#### WHAT IS NEEDED:
Return the material word for word. Do not include the pictures.

#### Records from a data source:
▬▬▬
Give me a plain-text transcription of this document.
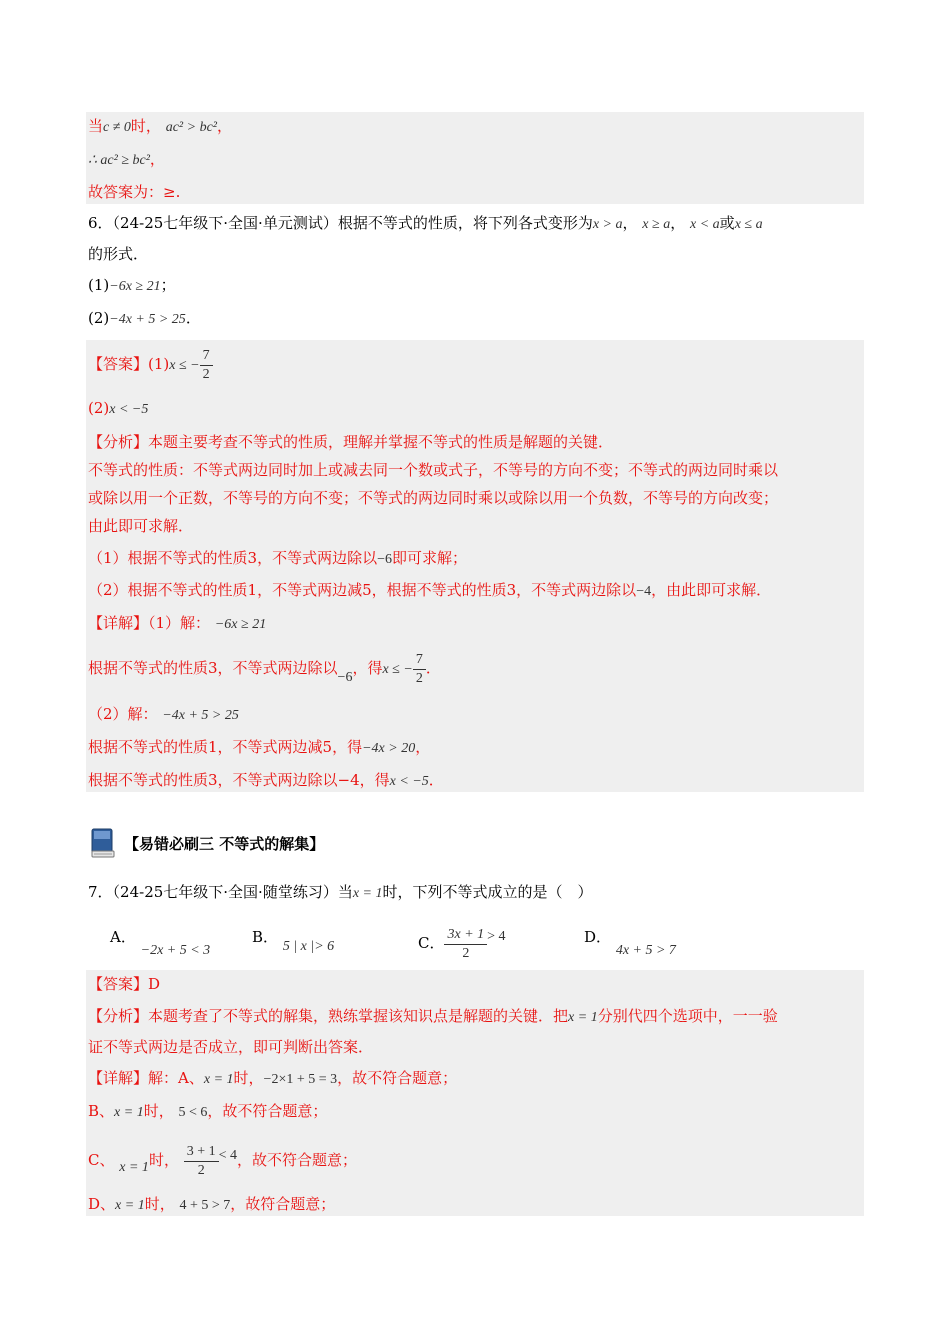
当c ≠ 0时， ac² > bc²，
∴ ac² ≥ bc²，
故答案为：≥.
6．（24-25七年级下·全国·单元测试）根据不等式的性质，将下列各式变形为x > a， x ≥ a， x < a或x ≤ a
的形式．
(1)−6x ≥ 21；
(2)−4x + 5 > 25．
【答案】(1)x ≤ − $\frac{7}{2}$
(2)x < −5
【分析】本题主要考查不等式的性质，理解并掌握不等式的性质是解题的关键．
不等式的性质：不等式两边同时加上或减去同一个数或式子，不等号的方向不变；不等式的两边同时乘以
或除以用一个正数，不等号的方向不变；不等式的两边同时乘以或除以用一个负数，不等号的方向改变；
由此即可求解．
（1）根据不等式的性质3，不等式两边除以−6即可求解；
（2）根据不等式的性质1，不等式两边减5，根据不等式的性质3，不等式两边除以−4，由此即可求解．
【详解】（1）解： −6x ≥ 21
根据不等式的性质3，不等式两边除以−6，得x ≤ − $\frac{7}{2}$ ．
（2）解： −4x + 5 > 25
根据不等式的性质1，不等式两边减5，得−4x > 20，
根据不等式的性质3，不等式两边除以−4，得x < −5．
【易错必刷三 不等式的解集】
7．（24-25七年级下·全国·随堂练习）当x = 1时，下列不等式成立的是（　）
A． −2x + 5 < 3
B． 5 | x |> 6	C． $\frac{3x + 1}{2} > 4$	D． 4x + 5 > 7
【答案】D
【分析】本题考查了不等式的解集，熟练掌握该知识点是解题的关键．把x = 1分别代四个选项中，一一验
证不等式两边是否成立，即可判断出答案．
【详解】解：A、x = 1时，−2×1 + 5 = 3，故不符合题意；
B、x = 1时， 5 < 6，故不符合题意；
C、 x = 1时， $\frac{3 + 1}{2} < 4$，故不符合题意；
D、x = 1时， 4 + 5 > 7，故符合题意；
▬▬▬
#### RESULT OF THIS TASK:
Give me a plain-text transcription of this document.
当c ≠ 0时， ac² > bc²，
∴ ac² ≥ bc²，
故答案为：≥.
6．（24-25七年级下·全国·单元测试）根据不等式的性质，将下列各式变形为x > a， x ≥ a， x < a或x ≤ a
的形式．
(1)−6x ≥ 21；
(2)−4x + 5 > 25．
【答案】(1)x ≤ − $\frac{7}{2}$
(2)x < −5
【分析】本题主要考查不等式的性质，理解并掌握不等式的性质是解题的关键．
不等式的性质：不等式两边同时加上或减去同一个数或式子，不等号的方向不变；不等式的两边同时乘以
或除以用一个正数，不等号的方向不变；不等式的两边同时乘以或除以用一个负数，不等号的方向改变；
由此即可求解．
（1）根据不等式的性质3，不等式两边除以−6即可求解；
（2）根据不等式的性质1，不等式两边减5，根据不等式的性质3，不等式两边除以−4，由此即可求解．
【详解】（1）解： −6x ≥ 21
根据不等式的性质3，不等式两边除以−6，得x ≤ − $\frac{7}{2}$ ．
（2）解： −4x + 5 > 25
根据不等式的性质1，不等式两边减5，得−4x > 20，
根据不等式的性质3，不等式两边除以−4，得x < −5．
【易错必刷三 不等式的解集】
7．（24-25七年级下·全国·随堂练习）当x = 1时，下列不等式成立的是（　）
A． −2x + 5 < 3
B． 5 | x |> 6	C． $\frac{3x + 1}{2} > 4$	D． 4x + 5 > 7
【答案】D
【分析】本题考查了不等式的解集，熟练掌握该知识点是解题的关键．把x = 1分别代四个选项中，一一验
证不等式两边是否成立，即可判断出答案．
【详解】解：A、x = 1时，−2×1 + 5 = 3，故不符合题意；
B、x = 1时， 5 < 6，故不符合题意；
C、 x = 1时， $\frac{3 + 1}{2} < 4$，故不符合题意；
D、x = 1时， 4 + 5 > 7，故符合题意；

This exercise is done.